A block of data:
+ + + + + + +

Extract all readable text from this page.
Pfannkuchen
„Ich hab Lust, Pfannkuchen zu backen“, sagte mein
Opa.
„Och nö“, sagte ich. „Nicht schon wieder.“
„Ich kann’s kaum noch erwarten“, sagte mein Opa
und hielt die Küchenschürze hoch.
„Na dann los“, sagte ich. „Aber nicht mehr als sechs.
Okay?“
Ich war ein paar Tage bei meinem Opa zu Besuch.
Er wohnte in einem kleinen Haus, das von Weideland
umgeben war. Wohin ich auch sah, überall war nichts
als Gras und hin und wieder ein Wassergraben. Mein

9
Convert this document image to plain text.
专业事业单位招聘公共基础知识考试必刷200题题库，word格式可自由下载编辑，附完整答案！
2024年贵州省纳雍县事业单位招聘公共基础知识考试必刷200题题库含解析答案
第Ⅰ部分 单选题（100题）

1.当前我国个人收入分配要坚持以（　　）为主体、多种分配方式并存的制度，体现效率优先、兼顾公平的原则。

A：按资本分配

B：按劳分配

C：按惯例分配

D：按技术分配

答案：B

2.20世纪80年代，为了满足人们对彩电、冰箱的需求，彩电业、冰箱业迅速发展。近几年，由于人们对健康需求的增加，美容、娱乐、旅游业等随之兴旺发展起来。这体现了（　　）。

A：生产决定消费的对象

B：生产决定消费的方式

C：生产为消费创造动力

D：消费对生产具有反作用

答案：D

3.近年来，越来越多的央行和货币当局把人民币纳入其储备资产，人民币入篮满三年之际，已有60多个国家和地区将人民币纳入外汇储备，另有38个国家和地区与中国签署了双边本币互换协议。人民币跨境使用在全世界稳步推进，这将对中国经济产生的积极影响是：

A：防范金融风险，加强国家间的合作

+ + + + + + +

WHAT YOU HAVE TO DO:
Tally how many lines of the records hold the word "this". Answer with the number only.

FULL RESPONSE:
2